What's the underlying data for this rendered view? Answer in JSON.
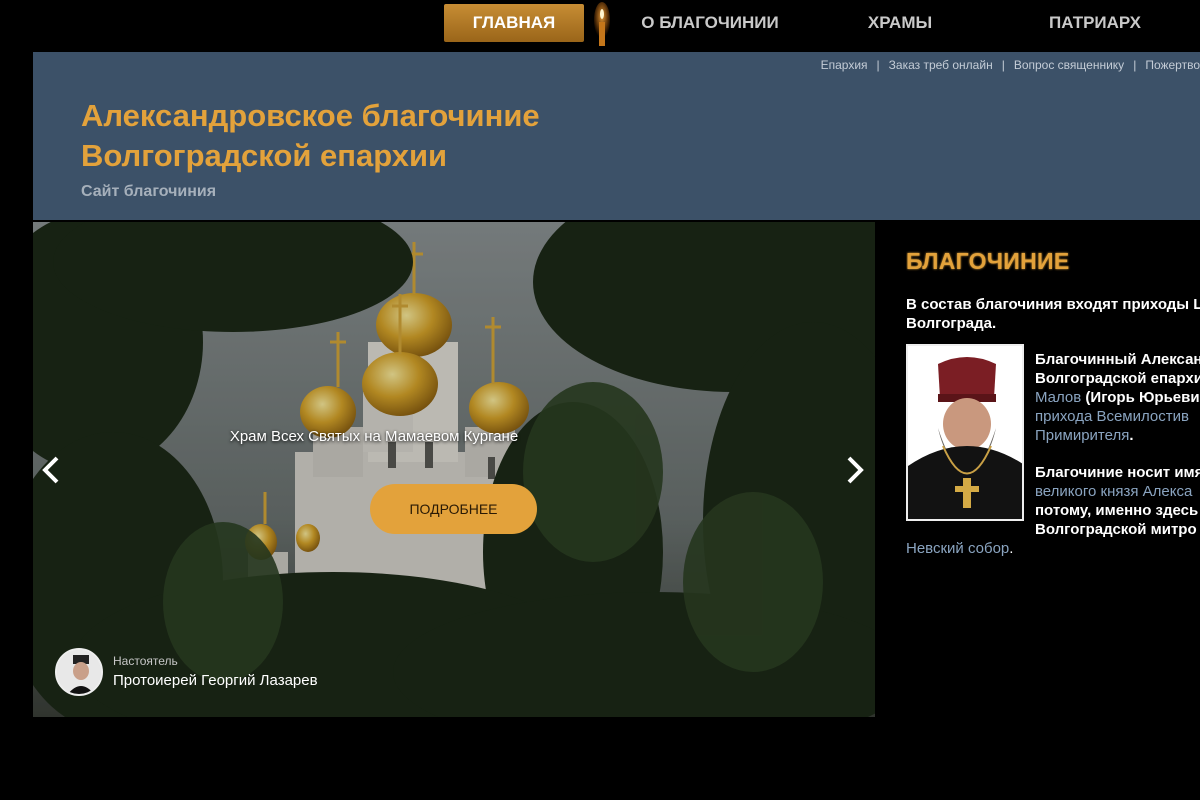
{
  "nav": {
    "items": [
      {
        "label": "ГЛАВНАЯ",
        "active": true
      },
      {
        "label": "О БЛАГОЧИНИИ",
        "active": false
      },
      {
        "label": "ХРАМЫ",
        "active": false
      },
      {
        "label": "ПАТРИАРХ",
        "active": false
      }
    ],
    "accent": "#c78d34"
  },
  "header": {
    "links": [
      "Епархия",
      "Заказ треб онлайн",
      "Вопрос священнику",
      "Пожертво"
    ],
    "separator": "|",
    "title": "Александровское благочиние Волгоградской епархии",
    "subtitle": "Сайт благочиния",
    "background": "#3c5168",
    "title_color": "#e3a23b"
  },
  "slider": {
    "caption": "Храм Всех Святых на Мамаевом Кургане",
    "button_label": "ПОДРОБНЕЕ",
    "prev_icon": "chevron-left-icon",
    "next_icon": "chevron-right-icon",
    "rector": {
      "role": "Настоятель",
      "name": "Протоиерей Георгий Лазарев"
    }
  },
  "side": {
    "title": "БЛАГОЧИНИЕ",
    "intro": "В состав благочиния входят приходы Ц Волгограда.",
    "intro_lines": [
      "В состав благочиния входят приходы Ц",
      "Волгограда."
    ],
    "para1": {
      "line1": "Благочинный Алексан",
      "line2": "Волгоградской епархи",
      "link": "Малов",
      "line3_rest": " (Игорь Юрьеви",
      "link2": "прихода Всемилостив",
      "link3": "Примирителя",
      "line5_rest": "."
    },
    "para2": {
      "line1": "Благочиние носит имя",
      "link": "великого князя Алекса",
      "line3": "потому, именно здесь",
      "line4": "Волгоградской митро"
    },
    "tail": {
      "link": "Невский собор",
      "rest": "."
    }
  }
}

* * *

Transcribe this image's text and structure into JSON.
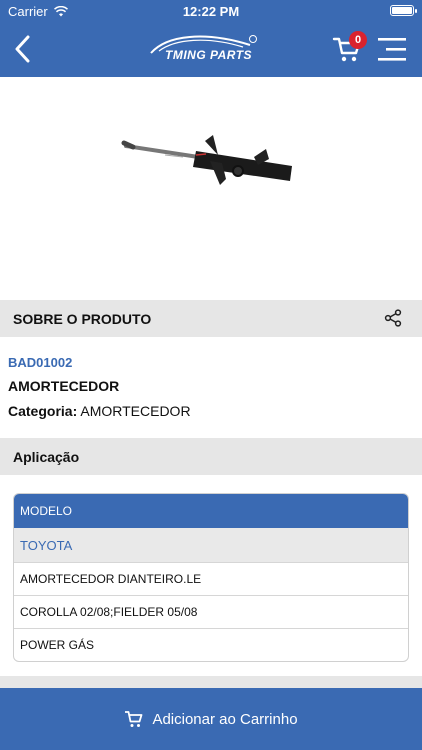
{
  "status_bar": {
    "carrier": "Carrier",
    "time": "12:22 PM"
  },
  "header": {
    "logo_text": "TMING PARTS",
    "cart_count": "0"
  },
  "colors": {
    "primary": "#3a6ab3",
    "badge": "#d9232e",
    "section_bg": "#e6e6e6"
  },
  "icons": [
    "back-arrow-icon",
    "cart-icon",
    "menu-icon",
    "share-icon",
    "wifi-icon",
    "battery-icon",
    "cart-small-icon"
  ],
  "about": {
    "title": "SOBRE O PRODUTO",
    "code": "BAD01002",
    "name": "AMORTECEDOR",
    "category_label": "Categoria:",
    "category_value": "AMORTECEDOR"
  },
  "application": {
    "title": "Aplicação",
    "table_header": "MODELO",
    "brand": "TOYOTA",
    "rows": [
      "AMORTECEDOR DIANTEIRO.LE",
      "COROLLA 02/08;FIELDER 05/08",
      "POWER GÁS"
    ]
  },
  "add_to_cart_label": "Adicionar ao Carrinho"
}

...

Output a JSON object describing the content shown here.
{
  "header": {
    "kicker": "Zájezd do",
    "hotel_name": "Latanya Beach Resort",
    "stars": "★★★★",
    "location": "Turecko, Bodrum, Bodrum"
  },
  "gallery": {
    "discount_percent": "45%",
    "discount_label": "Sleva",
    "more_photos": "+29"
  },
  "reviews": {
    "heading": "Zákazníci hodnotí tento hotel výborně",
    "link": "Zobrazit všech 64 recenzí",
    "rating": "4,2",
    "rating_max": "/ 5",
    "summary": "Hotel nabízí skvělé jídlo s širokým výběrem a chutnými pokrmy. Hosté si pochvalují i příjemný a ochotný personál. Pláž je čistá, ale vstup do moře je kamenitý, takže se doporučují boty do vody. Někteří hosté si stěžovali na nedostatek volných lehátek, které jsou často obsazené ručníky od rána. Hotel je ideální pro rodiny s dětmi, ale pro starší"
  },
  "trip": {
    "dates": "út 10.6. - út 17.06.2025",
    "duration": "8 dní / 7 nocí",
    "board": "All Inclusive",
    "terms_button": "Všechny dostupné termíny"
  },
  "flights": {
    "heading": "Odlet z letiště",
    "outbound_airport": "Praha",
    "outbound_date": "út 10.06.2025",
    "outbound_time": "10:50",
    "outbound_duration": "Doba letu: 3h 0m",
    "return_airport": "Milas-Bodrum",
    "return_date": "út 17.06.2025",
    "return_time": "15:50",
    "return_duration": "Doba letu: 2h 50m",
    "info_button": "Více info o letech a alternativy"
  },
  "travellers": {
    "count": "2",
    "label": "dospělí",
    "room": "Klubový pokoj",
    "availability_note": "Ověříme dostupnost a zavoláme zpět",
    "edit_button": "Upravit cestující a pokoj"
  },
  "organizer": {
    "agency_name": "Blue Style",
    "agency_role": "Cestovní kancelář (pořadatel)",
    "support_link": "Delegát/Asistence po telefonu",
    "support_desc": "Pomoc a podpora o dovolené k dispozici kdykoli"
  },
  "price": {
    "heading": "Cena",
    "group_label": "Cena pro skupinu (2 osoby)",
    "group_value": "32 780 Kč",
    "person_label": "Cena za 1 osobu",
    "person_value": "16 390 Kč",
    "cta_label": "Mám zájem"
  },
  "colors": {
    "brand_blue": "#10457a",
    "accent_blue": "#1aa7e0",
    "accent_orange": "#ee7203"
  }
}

- THE EXERCISE:
Copy out every line of the data that includes "Doba".

- PROBLEM SOLUTION:
    "outbound_duration": "Doba letu: 3h 0m",
    "return_duration": "Doba letu: 2h 50m",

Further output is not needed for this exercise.